Return the entries below in their exact form, leaving the pictures out.

■ **Data provided**:

+---+

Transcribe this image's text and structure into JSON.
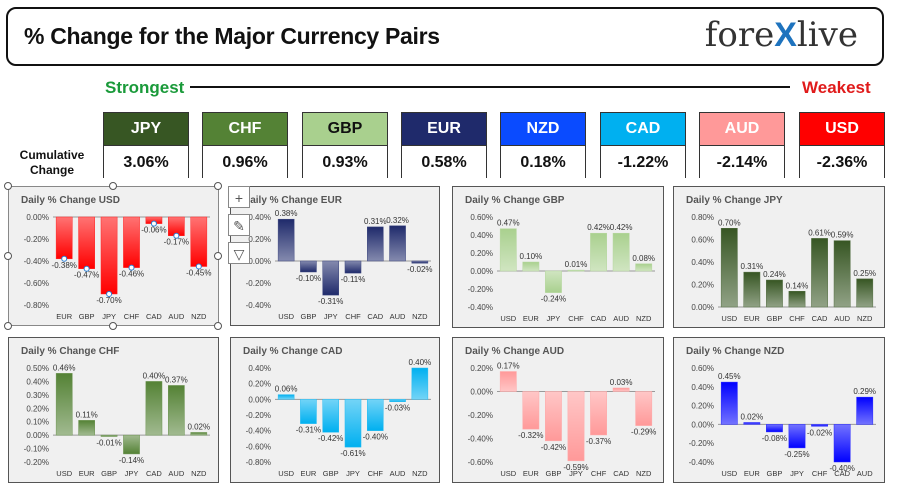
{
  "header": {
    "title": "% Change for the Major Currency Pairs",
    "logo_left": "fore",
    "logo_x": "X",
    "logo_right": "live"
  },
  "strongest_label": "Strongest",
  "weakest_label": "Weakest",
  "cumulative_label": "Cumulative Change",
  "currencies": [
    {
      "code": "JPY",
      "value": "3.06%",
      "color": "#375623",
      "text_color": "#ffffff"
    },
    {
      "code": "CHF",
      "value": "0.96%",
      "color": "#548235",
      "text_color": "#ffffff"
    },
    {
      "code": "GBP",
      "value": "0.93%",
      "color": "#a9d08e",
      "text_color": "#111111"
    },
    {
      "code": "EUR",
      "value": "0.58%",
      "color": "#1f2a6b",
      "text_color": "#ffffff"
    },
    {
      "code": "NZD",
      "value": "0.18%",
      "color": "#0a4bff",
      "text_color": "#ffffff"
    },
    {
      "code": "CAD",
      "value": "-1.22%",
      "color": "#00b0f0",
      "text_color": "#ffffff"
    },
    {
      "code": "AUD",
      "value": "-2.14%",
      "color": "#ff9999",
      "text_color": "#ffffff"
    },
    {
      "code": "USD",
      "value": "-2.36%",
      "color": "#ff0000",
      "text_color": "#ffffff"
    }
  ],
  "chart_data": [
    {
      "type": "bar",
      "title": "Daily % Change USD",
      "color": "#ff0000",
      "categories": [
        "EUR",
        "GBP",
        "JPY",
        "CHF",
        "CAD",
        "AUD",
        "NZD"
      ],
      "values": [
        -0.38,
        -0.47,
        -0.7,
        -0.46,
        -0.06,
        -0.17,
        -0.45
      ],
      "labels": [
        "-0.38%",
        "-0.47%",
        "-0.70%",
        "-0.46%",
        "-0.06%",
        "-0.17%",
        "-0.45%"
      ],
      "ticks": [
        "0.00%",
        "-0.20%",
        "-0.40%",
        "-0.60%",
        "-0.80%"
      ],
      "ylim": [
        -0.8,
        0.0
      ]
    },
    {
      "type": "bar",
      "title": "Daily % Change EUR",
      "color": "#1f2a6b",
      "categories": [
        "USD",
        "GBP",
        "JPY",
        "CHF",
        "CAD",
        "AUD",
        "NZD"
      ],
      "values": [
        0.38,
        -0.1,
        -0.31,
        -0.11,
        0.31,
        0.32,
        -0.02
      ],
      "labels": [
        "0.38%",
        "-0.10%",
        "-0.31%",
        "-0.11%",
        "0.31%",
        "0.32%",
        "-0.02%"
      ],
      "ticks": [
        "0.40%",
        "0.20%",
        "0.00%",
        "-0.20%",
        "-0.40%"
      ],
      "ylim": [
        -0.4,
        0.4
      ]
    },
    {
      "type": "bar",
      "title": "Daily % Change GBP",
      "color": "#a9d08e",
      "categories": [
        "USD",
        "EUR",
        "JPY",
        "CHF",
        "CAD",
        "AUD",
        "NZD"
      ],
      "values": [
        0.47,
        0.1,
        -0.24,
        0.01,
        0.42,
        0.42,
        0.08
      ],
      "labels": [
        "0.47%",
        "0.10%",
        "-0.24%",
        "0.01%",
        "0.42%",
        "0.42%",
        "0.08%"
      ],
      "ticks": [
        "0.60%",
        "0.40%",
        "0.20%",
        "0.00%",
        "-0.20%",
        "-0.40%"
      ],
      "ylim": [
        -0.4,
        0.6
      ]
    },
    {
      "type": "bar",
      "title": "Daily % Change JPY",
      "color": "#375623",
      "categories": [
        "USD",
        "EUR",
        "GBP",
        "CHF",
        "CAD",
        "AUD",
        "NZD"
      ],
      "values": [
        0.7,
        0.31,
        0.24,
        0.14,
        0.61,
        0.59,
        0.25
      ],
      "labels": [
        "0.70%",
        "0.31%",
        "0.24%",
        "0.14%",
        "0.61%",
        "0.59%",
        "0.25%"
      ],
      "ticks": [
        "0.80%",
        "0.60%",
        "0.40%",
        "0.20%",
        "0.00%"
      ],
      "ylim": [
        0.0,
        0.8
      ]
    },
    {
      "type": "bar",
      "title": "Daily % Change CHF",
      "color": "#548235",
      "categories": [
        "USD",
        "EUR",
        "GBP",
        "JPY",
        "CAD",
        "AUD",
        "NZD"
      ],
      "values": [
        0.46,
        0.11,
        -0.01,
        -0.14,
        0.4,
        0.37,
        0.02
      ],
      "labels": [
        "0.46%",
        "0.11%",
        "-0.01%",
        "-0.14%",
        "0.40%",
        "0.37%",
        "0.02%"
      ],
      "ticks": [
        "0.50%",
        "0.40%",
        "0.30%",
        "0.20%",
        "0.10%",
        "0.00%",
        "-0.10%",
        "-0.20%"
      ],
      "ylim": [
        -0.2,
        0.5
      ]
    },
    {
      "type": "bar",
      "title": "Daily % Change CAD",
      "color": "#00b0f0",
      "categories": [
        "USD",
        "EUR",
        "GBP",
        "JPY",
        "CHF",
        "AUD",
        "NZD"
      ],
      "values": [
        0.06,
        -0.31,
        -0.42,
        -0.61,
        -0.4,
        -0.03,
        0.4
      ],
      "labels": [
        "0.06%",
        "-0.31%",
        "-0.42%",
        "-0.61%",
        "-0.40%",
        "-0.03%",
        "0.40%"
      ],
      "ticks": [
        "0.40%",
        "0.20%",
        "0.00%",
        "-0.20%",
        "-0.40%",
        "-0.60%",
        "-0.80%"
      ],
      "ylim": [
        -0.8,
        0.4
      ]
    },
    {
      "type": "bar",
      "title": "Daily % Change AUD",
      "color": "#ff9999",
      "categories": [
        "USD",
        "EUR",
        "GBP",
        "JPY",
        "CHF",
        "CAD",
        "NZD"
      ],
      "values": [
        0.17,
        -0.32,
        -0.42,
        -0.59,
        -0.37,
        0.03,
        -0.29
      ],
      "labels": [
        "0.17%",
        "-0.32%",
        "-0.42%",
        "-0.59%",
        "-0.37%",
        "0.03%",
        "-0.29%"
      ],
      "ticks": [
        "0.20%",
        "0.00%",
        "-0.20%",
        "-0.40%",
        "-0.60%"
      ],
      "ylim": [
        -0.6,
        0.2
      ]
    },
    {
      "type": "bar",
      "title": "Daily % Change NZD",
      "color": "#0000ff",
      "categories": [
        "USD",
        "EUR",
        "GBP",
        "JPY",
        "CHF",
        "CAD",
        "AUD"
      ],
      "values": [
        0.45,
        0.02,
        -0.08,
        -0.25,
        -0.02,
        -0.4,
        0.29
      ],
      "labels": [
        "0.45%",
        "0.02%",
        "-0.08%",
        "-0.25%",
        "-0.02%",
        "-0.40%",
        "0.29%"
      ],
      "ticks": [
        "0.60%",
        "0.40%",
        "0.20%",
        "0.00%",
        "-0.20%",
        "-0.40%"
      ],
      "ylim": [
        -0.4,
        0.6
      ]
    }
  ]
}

+---+

■ **The completed task**:
Transcribe this image's text and structure into JSON.
{
  "header": {
    "title": "% Change for the Major Currency Pairs",
    "logo_left": "fore",
    "logo_x": "X",
    "logo_right": "live"
  },
  "strongest_label": "Strongest",
  "weakest_label": "Weakest",
  "cumulative_label": "Cumulative Change",
  "currencies": [
    {
      "code": "JPY",
      "value": "3.06%",
      "color": "#375623",
      "text_color": "#ffffff"
    },
    {
      "code": "CHF",
      "value": "0.96%",
      "color": "#548235",
      "text_color": "#ffffff"
    },
    {
      "code": "GBP",
      "value": "0.93%",
      "color": "#a9d08e",
      "text_color": "#111111"
    },
    {
      "code": "EUR",
      "value": "0.58%",
      "color": "#1f2a6b",
      "text_color": "#ffffff"
    },
    {
      "code": "NZD",
      "value": "0.18%",
      "color": "#0a4bff",
      "text_color": "#ffffff"
    },
    {
      "code": "CAD",
      "value": "-1.22%",
      "color": "#00b0f0",
      "text_color": "#ffffff"
    },
    {
      "code": "AUD",
      "value": "-2.14%",
      "color": "#ff9999",
      "text_color": "#ffffff"
    },
    {
      "code": "USD",
      "value": "-2.36%",
      "color": "#ff0000",
      "text_color": "#ffffff"
    }
  ],
  "chart_data": [
    {
      "type": "bar",
      "title": "Daily % Change USD",
      "color": "#ff0000",
      "categories": [
        "EUR",
        "GBP",
        "JPY",
        "CHF",
        "CAD",
        "AUD",
        "NZD"
      ],
      "values": [
        -0.38,
        -0.47,
        -0.7,
        -0.46,
        -0.06,
        -0.17,
        -0.45
      ],
      "labels": [
        "-0.38%",
        "-0.47%",
        "-0.70%",
        "-0.46%",
        "-0.06%",
        "-0.17%",
        "-0.45%"
      ],
      "ticks": [
        "0.00%",
        "-0.20%",
        "-0.40%",
        "-0.60%",
        "-0.80%"
      ],
      "ylim": [
        -0.8,
        0.0
      ]
    },
    {
      "type": "bar",
      "title": "Daily % Change EUR",
      "color": "#1f2a6b",
      "categories": [
        "USD",
        "GBP",
        "JPY",
        "CHF",
        "CAD",
        "AUD",
        "NZD"
      ],
      "values": [
        0.38,
        -0.1,
        -0.31,
        -0.11,
        0.31,
        0.32,
        -0.02
      ],
      "labels": [
        "0.38%",
        "-0.10%",
        "-0.31%",
        "-0.11%",
        "0.31%",
        "0.32%",
        "-0.02%"
      ],
      "ticks": [
        "0.40%",
        "0.20%",
        "0.00%",
        "-0.20%",
        "-0.40%"
      ],
      "ylim": [
        -0.4,
        0.4
      ]
    },
    {
      "type": "bar",
      "title": "Daily % Change GBP",
      "color": "#a9d08e",
      "categories": [
        "USD",
        "EUR",
        "JPY",
        "CHF",
        "CAD",
        "AUD",
        "NZD"
      ],
      "values": [
        0.47,
        0.1,
        -0.24,
        0.01,
        0.42,
        0.42,
        0.08
      ],
      "labels": [
        "0.47%",
        "0.10%",
        "-0.24%",
        "0.01%",
        "0.42%",
        "0.42%",
        "0.08%"
      ],
      "ticks": [
        "0.60%",
        "0.40%",
        "0.20%",
        "0.00%",
        "-0.20%",
        "-0.40%"
      ],
      "ylim": [
        -0.4,
        0.6
      ]
    },
    {
      "type": "bar",
      "title": "Daily % Change JPY",
      "color": "#375623",
      "categories": [
        "USD",
        "EUR",
        "GBP",
        "CHF",
        "CAD",
        "AUD",
        "NZD"
      ],
      "values": [
        0.7,
        0.31,
        0.24,
        0.14,
        0.61,
        0.59,
        0.25
      ],
      "labels": [
        "0.70%",
        "0.31%",
        "0.24%",
        "0.14%",
        "0.61%",
        "0.59%",
        "0.25%"
      ],
      "ticks": [
        "0.80%",
        "0.60%",
        "0.40%",
        "0.20%",
        "0.00%"
      ],
      "ylim": [
        0.0,
        0.8
      ]
    },
    {
      "type": "bar",
      "title": "Daily % Change CHF",
      "color": "#548235",
      "categories": [
        "USD",
        "EUR",
        "GBP",
        "JPY",
        "CAD",
        "AUD",
        "NZD"
      ],
      "values": [
        0.46,
        0.11,
        -0.01,
        -0.14,
        0.4,
        0.37,
        0.02
      ],
      "labels": [
        "0.46%",
        "0.11%",
        "-0.01%",
        "-0.14%",
        "0.40%",
        "0.37%",
        "0.02%"
      ],
      "ticks": [
        "0.50%",
        "0.40%",
        "0.30%",
        "0.20%",
        "0.10%",
        "0.00%",
        "-0.10%",
        "-0.20%"
      ],
      "ylim": [
        -0.2,
        0.5
      ]
    },
    {
      "type": "bar",
      "title": "Daily % Change CAD",
      "color": "#00b0f0",
      "categories": [
        "USD",
        "EUR",
        "GBP",
        "JPY",
        "CHF",
        "AUD",
        "NZD"
      ],
      "values": [
        0.06,
        -0.31,
        -0.42,
        -0.61,
        -0.4,
        -0.03,
        0.4
      ],
      "labels": [
        "0.06%",
        "-0.31%",
        "-0.42%",
        "-0.61%",
        "-0.40%",
        "-0.03%",
        "0.40%"
      ],
      "ticks": [
        "0.40%",
        "0.20%",
        "0.00%",
        "-0.20%",
        "-0.40%",
        "-0.60%",
        "-0.80%"
      ],
      "ylim": [
        -0.8,
        0.4
      ]
    },
    {
      "type": "bar",
      "title": "Daily % Change AUD",
      "color": "#ff9999",
      "categories": [
        "USD",
        "EUR",
        "GBP",
        "JPY",
        "CHF",
        "CAD",
        "NZD"
      ],
      "values": [
        0.17,
        -0.32,
        -0.42,
        -0.59,
        -0.37,
        0.03,
        -0.29
      ],
      "labels": [
        "0.17%",
        "-0.32%",
        "-0.42%",
        "-0.59%",
        "-0.37%",
        "0.03%",
        "-0.29%"
      ],
      "ticks": [
        "0.20%",
        "0.00%",
        "-0.20%",
        "-0.40%",
        "-0.60%"
      ],
      "ylim": [
        -0.6,
        0.2
      ]
    },
    {
      "type": "bar",
      "title": "Daily % Change NZD",
      "color": "#0000ff",
      "categories": [
        "USD",
        "EUR",
        "GBP",
        "JPY",
        "CHF",
        "CAD",
        "AUD"
      ],
      "values": [
        0.45,
        0.02,
        -0.08,
        -0.25,
        -0.02,
        -0.4,
        0.29
      ],
      "labels": [
        "0.45%",
        "0.02%",
        "-0.08%",
        "-0.25%",
        "-0.02%",
        "-0.40%",
        "0.29%"
      ],
      "ticks": [
        "0.60%",
        "0.40%",
        "0.20%",
        "0.00%",
        "-0.20%",
        "-0.40%"
      ],
      "ylim": [
        -0.4,
        0.6
      ]
    }
  ]
}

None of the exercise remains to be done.